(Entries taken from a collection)
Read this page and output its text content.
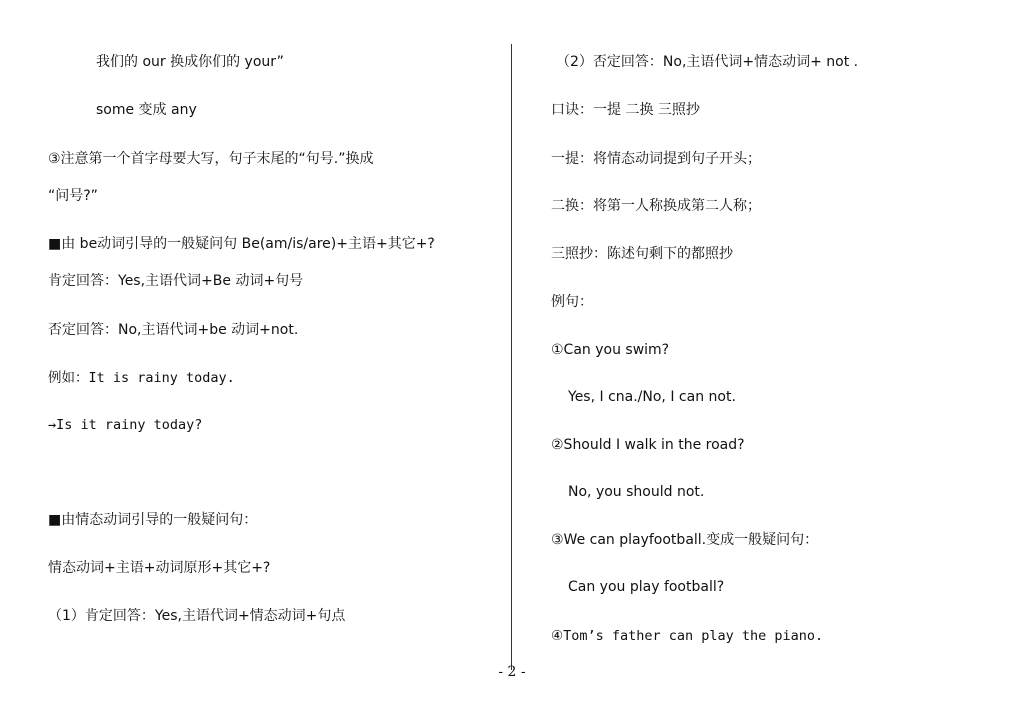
我们的 our 换成你们的 your”
some 变成 any
③注意第一个首字母要大写，句子末尾的“句号.”换成
“问号?”
■由 be动词引导的一般疑问句 Be(am/is/are)+主语+其它+?
肯定回答：Yes,主语代词+Be 动词+句号
否定回答：No,主语代词+be 动词+not.
例如：It is rainy today.
→Is it rainy today?
■由情态动词引导的一般疑问句：
情态动词+主语+动词原形+其它+?
（1）肯定回答：Yes,主语代词+情态动词+句点
（2）否定回答：No,主语代词+情态动词+ not .
口诀：一提 二换 三照抄
一提：将情态动词提到句子开头；
二换：将第一人称换成第二人称；
三照抄：陈述句剩下的都照抄
例句：
①Can you swim?
Yes, I cna./No, I can not.
②Should I walk in the road?
No, you should not.
③We can playfootball.变成一般疑问句：
Can you play football?
④Tom’s father can play the piano.
- 2 -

Your instructions:
The material above holds pictures; copy everything else in it exactly.

Written solution:
Read this page and output its text content.
我们的 our 换成你们的 your”
some 变成 any
③注意第一个首字母要大写，句子末尾的“句号.”换成
“问号?”
■由 be动词引导的一般疑问句 Be(am/is/are)+主语+其它+?
肯定回答：Yes,主语代词+Be 动词+句号
否定回答：No,主语代词+be 动词+not.
例如：It is rainy today.
→Is it rainy today?
■由情态动词引导的一般疑问句：
情态动词+主语+动词原形+其它+?
（1）肯定回答：Yes,主语代词+情态动词+句点
（2）否定回答：No,主语代词+情态动词+ not .
口诀：一提 二换 三照抄
一提：将情态动词提到句子开头；
二换：将第一人称换成第二人称；
三照抄：陈述句剩下的都照抄
例句：
①Can you swim?
Yes, I cna./No, I can not.
②Should I walk in the road?
No, you should not.
③We can playfootball.变成一般疑问句：
Can you play football?
④Tom’s father can play the piano.
- 2 -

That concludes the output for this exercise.